REQUIREMENT: Locate and copy all lines bearing the word "envoyer".
····················
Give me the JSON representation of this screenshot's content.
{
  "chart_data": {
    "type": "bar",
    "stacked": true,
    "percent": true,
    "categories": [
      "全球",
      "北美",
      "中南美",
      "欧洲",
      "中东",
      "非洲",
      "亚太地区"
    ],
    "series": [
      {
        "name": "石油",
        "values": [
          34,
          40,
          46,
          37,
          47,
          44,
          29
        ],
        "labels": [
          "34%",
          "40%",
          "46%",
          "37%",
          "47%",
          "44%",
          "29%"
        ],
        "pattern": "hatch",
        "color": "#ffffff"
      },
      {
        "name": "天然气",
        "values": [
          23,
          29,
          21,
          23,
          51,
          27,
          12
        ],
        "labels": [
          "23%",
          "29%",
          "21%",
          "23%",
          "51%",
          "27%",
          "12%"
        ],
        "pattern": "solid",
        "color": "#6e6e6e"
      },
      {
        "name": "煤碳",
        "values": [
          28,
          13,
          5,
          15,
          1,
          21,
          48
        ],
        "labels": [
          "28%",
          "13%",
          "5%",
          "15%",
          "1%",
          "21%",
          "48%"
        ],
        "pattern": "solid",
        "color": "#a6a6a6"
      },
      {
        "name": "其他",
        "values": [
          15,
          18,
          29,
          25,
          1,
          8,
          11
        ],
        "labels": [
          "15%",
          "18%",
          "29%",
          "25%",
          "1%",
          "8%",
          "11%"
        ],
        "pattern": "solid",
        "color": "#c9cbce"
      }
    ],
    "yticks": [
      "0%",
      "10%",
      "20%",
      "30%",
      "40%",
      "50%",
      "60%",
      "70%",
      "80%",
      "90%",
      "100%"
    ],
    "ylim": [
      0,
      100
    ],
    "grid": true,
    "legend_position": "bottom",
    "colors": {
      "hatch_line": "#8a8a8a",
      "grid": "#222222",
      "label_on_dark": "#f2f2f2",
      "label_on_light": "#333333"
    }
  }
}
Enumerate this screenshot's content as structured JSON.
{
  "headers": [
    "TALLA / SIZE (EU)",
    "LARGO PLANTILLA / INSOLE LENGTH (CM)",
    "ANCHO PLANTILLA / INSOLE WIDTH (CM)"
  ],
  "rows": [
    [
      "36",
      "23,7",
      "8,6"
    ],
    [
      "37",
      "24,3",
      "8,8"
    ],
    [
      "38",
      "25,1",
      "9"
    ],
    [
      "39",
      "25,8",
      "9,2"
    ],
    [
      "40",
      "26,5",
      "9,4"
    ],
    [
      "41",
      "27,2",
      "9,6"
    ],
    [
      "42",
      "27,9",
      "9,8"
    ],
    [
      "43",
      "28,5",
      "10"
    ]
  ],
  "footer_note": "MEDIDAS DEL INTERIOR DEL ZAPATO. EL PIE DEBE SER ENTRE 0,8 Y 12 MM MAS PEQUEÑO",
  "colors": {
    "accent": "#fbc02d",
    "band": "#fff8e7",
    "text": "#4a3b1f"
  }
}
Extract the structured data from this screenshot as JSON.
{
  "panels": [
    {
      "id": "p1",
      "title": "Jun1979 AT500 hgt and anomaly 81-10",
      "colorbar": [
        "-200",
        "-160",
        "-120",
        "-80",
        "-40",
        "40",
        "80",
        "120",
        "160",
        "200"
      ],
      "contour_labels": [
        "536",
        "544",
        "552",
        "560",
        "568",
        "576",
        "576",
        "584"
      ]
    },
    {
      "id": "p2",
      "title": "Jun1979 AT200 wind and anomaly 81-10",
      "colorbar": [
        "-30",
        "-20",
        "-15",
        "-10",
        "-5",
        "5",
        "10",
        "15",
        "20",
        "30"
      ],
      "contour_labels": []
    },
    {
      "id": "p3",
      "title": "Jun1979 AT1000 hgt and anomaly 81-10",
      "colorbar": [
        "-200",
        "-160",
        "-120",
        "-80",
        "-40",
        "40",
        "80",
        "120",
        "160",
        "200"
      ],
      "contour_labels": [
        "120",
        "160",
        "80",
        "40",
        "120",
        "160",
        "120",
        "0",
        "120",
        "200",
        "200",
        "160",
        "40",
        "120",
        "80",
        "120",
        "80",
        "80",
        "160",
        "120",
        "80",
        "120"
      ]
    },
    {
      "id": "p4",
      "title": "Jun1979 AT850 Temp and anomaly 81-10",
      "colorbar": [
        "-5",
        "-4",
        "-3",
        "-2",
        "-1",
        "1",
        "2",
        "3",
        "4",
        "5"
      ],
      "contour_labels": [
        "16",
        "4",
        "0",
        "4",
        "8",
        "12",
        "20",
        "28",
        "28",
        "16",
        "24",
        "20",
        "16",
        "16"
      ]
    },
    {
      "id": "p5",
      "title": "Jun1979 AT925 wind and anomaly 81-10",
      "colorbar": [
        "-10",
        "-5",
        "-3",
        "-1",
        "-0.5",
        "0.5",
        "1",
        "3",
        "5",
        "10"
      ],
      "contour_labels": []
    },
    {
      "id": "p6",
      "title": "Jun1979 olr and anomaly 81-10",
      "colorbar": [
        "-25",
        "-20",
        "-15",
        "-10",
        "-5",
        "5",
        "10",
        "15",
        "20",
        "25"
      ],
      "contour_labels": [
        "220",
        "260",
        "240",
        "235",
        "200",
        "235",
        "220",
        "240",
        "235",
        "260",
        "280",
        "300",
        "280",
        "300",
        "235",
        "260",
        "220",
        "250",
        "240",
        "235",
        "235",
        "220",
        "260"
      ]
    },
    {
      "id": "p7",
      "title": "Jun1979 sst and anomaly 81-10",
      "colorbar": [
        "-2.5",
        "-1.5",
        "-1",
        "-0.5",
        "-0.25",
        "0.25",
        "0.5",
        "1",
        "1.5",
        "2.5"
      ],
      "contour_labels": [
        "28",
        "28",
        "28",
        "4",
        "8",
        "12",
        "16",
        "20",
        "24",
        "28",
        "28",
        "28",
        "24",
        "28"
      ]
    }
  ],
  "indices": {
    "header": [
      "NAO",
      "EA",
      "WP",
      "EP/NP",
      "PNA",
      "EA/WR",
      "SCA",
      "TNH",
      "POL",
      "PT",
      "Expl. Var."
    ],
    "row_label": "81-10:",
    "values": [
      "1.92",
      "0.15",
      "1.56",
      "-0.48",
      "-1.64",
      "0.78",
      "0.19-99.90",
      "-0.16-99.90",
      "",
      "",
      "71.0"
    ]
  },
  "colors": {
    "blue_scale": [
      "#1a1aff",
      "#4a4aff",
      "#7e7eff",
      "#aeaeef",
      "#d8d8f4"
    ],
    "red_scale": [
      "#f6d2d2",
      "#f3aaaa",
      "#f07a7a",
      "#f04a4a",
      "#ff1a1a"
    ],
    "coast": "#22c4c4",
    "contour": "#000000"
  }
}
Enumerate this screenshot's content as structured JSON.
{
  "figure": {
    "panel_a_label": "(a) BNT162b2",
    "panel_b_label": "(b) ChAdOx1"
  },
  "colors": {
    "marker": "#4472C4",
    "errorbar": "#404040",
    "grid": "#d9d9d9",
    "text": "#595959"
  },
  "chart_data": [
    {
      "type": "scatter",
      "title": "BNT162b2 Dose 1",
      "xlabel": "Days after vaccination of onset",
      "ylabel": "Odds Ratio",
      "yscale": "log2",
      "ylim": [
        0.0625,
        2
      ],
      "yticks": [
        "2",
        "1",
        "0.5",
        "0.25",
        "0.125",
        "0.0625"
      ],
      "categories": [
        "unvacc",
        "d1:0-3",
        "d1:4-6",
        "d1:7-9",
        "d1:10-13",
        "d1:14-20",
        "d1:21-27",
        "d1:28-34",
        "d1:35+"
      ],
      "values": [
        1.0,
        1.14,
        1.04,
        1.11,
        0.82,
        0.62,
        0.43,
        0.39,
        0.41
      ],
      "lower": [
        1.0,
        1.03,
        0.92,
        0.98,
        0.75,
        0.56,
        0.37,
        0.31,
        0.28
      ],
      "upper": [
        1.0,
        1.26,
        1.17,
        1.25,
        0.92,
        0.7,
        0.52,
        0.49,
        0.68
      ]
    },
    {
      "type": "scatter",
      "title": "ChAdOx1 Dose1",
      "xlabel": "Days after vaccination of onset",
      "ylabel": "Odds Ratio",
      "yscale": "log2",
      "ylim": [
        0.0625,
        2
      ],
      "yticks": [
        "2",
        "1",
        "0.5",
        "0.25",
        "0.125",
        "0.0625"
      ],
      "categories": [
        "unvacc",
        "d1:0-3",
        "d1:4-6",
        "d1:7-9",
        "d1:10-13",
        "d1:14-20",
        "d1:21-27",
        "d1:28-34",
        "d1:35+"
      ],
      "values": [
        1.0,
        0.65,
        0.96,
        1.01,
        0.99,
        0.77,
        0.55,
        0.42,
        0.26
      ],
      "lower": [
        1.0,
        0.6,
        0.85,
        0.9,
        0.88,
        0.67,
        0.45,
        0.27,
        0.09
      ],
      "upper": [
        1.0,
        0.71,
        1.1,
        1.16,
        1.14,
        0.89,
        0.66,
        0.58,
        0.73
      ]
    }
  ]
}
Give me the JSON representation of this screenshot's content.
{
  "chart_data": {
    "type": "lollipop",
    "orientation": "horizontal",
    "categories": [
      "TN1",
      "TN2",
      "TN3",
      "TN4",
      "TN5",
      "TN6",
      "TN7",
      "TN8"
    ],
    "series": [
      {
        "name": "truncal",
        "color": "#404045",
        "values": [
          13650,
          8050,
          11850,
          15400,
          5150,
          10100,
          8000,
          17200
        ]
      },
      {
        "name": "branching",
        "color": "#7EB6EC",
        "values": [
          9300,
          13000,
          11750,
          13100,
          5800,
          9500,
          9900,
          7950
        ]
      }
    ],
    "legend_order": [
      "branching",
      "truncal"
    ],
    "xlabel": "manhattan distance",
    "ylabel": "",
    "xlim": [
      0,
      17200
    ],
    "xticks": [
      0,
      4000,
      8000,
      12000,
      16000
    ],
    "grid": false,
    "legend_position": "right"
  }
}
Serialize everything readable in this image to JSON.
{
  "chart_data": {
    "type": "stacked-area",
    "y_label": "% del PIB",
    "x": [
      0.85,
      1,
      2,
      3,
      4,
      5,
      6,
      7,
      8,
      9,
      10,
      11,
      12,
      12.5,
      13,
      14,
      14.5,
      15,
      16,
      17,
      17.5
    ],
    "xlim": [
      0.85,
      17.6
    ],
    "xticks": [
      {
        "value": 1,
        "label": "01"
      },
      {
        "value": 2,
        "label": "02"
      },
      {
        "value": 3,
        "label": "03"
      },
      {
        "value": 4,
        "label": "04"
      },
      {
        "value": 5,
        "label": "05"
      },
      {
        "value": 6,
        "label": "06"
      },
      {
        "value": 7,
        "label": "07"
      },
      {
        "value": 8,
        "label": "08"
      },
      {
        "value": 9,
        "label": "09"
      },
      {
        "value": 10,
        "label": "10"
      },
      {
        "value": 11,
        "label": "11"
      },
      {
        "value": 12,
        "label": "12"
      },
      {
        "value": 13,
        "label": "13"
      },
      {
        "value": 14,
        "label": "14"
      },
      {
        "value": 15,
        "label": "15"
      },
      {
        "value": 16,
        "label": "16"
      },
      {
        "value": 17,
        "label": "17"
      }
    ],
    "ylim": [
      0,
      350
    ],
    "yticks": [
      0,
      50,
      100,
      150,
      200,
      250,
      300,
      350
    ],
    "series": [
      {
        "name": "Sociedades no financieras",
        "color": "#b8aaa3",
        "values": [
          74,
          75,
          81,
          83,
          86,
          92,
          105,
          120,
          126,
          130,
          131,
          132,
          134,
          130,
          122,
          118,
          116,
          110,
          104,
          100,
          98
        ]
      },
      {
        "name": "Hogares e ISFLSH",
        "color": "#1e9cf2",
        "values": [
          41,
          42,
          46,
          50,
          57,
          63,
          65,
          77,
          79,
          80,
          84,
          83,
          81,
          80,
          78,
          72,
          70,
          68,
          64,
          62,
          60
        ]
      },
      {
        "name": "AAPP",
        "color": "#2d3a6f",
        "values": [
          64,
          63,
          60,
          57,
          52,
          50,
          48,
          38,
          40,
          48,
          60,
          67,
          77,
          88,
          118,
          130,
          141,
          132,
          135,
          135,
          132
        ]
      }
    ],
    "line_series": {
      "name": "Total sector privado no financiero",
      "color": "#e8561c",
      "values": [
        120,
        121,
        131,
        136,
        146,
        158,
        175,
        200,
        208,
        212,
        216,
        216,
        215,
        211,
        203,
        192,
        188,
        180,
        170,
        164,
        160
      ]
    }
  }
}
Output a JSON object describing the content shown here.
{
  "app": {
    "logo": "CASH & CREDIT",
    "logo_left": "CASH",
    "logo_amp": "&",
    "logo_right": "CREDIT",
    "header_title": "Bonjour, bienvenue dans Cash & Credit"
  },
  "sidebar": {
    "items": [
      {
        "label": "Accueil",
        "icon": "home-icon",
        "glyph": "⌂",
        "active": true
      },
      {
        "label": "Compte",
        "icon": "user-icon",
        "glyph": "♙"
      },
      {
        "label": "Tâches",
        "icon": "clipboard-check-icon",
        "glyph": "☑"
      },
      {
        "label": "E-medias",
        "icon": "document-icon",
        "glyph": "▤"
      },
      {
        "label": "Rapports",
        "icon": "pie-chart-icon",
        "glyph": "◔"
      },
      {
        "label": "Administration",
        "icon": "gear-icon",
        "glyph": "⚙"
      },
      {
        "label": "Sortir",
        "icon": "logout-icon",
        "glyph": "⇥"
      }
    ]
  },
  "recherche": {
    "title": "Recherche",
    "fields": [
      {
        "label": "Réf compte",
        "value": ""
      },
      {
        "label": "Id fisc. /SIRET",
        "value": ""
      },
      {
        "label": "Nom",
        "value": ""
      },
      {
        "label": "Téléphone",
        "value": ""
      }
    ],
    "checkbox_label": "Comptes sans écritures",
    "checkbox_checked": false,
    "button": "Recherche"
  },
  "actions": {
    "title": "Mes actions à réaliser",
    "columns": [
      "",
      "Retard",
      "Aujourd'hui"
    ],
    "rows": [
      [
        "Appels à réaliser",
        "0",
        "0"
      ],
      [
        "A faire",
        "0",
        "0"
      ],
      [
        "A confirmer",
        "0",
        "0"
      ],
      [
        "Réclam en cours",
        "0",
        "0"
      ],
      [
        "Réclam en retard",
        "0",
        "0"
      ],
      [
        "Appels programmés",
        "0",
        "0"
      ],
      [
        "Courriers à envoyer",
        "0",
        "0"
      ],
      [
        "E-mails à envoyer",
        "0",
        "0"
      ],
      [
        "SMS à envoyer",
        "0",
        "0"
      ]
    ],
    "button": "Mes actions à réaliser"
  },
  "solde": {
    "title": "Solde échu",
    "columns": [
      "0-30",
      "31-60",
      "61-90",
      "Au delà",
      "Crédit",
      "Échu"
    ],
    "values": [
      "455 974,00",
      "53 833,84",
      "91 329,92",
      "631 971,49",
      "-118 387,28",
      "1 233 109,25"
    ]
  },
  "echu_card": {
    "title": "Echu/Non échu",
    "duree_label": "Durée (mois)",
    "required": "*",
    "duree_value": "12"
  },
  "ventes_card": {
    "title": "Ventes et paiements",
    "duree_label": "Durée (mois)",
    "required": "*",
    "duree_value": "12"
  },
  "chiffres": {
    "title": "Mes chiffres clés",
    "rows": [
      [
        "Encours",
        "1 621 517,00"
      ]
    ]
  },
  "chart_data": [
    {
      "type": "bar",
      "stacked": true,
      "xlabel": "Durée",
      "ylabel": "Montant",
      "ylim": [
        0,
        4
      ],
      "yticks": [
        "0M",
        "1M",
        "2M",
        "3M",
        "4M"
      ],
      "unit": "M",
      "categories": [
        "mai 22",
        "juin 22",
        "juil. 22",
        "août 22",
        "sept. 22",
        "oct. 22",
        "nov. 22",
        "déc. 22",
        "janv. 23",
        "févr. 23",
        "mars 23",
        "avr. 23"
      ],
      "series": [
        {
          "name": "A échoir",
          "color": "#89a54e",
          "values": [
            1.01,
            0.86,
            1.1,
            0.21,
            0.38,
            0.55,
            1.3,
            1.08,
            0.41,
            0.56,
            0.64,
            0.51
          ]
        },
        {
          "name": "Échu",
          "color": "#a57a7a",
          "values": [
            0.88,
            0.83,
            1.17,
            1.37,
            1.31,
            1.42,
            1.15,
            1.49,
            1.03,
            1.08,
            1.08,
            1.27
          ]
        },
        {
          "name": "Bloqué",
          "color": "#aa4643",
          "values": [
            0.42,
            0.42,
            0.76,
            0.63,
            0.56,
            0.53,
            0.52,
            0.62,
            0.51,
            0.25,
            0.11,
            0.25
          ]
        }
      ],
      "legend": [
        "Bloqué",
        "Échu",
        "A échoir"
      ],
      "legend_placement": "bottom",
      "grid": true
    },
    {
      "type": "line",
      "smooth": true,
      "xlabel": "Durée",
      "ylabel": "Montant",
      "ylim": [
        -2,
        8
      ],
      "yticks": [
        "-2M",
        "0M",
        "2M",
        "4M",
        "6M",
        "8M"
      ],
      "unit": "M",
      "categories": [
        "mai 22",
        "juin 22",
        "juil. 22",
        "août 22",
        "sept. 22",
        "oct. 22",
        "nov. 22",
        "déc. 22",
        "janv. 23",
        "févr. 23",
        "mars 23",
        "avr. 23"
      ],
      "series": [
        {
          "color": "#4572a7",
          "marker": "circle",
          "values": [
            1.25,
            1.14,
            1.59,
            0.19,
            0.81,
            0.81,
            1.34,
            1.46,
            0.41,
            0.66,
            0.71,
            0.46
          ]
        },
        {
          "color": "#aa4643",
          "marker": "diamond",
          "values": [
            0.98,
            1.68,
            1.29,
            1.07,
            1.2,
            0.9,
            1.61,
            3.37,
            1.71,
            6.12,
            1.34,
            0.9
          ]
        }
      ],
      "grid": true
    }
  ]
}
····················
SOLUTION TO THIS PROBLEM:
        "Courriers à envoyer",
        "E-mails à envoyer",
        "SMS à envoyer",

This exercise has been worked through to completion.